What to work on – Gather every line below where "planning" appears.

Record list –

-=-=-

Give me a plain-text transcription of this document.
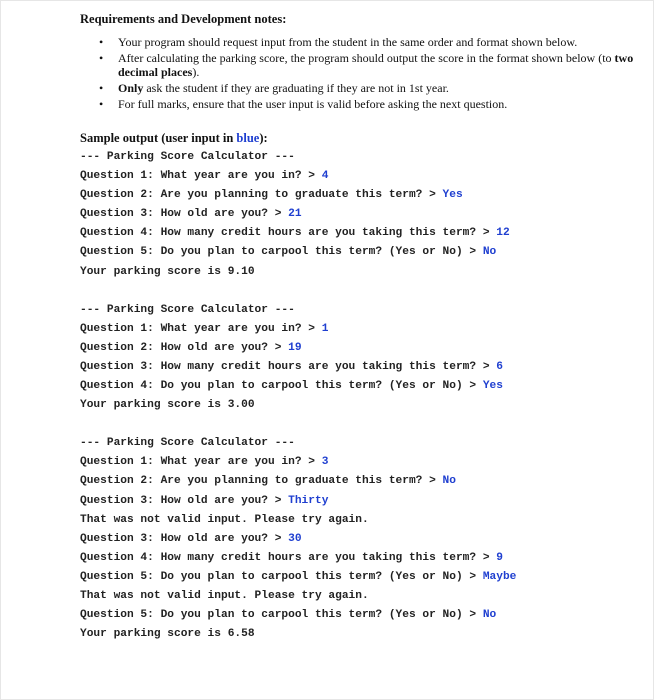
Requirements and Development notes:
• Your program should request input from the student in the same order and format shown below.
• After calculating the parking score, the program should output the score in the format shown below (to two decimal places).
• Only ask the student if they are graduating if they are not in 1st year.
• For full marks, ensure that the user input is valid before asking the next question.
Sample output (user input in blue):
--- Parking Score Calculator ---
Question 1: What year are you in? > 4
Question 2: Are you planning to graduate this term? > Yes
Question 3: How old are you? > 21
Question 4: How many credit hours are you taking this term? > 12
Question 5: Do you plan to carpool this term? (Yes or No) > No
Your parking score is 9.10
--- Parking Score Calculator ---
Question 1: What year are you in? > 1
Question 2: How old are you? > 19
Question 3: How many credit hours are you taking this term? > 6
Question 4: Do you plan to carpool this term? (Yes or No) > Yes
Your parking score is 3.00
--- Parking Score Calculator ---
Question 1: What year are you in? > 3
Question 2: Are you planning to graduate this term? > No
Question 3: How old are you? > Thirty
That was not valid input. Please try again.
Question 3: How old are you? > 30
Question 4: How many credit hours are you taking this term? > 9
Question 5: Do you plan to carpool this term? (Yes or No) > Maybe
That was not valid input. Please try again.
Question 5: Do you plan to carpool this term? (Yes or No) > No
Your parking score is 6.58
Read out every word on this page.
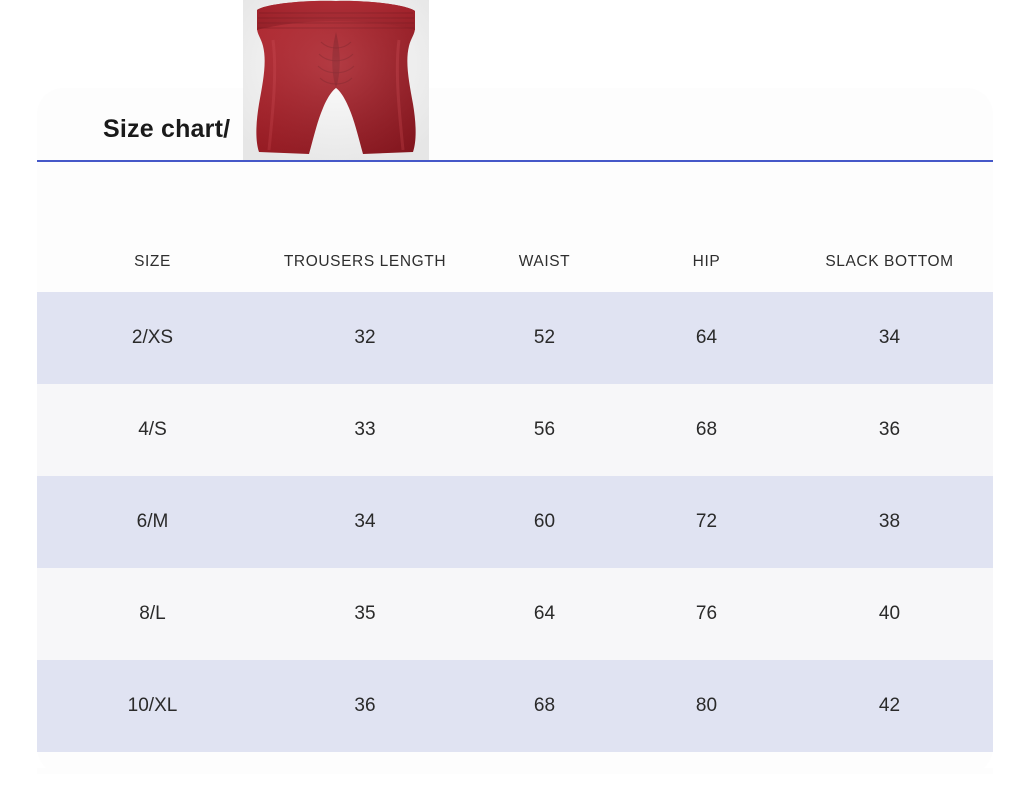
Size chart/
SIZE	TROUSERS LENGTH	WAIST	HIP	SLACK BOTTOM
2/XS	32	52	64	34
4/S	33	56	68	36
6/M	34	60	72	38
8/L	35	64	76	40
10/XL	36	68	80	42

-=-=-

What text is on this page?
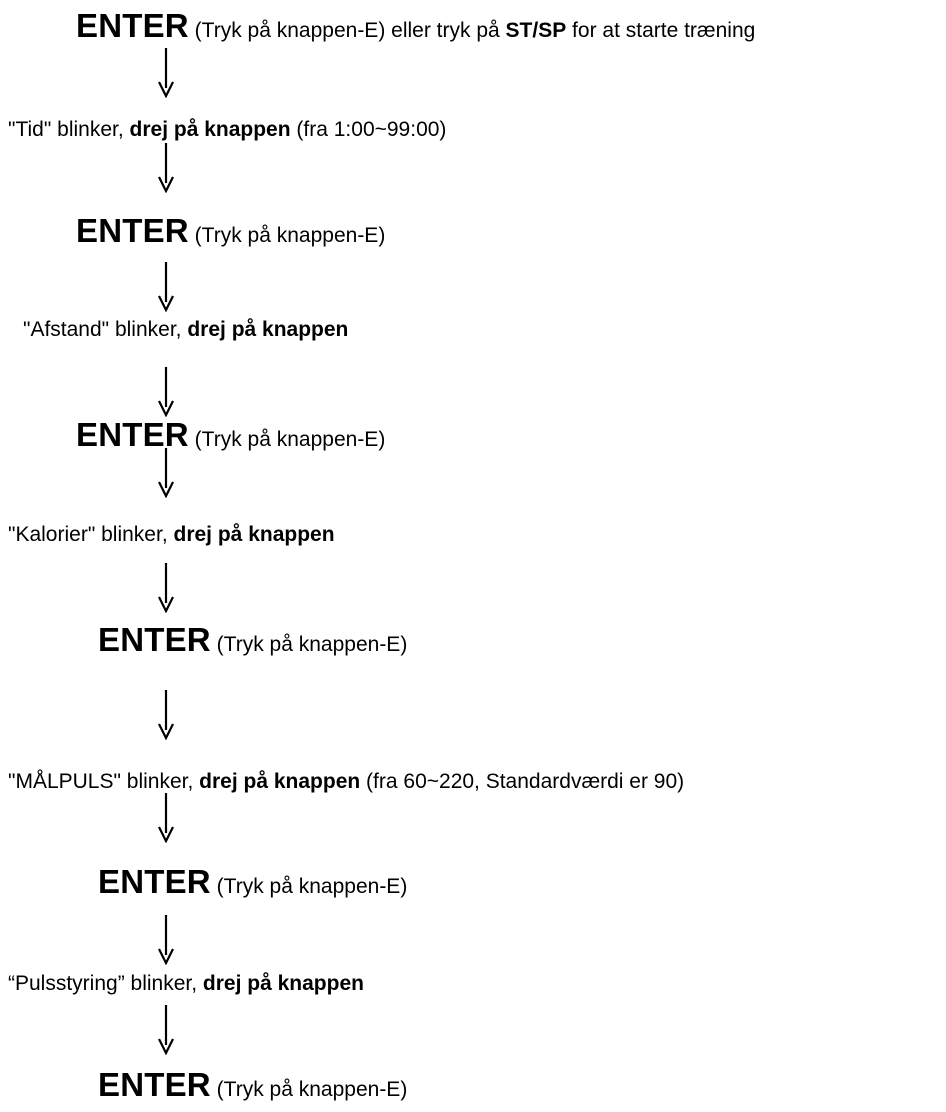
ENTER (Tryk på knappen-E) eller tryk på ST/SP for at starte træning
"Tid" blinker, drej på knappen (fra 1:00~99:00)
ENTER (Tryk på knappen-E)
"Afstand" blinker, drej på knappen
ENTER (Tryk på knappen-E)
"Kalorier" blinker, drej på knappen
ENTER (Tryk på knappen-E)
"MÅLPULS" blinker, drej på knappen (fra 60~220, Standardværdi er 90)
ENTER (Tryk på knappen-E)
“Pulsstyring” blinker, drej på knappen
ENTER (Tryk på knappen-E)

-=-=-

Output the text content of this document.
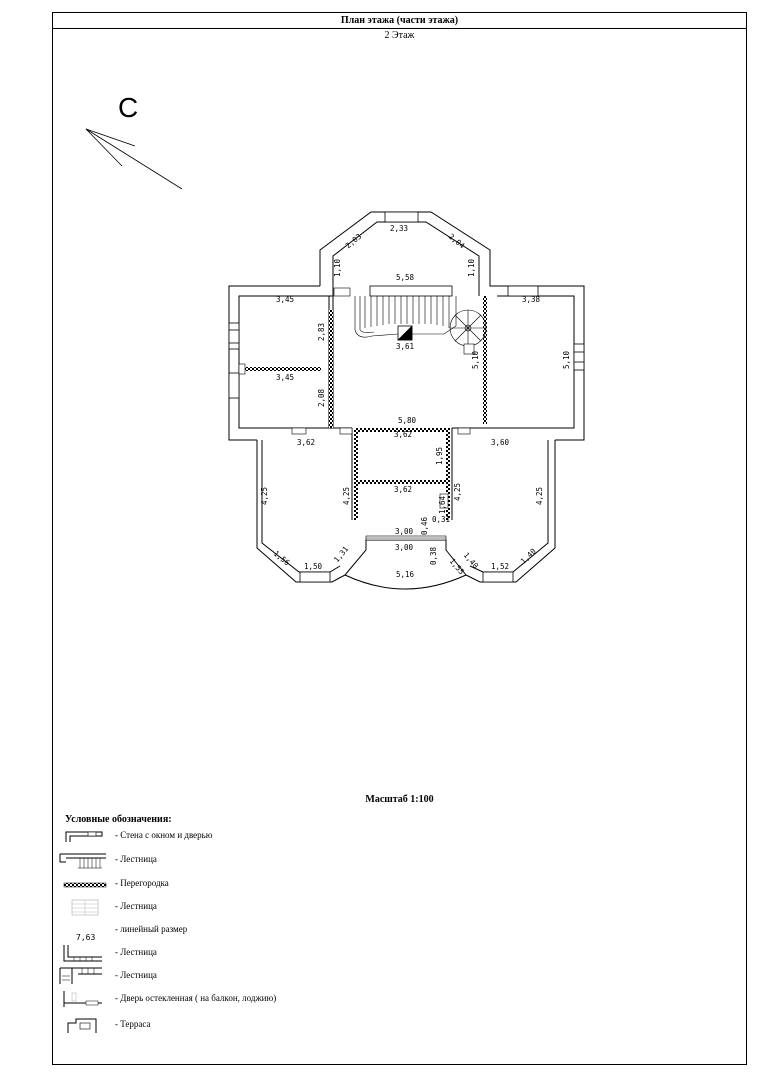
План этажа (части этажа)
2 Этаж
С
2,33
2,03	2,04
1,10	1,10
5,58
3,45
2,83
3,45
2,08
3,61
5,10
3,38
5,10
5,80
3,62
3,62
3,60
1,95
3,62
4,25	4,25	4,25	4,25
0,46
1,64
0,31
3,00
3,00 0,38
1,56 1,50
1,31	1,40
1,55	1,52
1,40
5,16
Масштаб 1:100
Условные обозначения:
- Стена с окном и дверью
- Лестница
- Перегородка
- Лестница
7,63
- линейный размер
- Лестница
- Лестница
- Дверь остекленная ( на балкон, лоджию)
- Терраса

-=-=-

Exercise solution –
Question 2: Are you planning to graduate this term? > Yes
Question 2: Are you planning to graduate this term? > No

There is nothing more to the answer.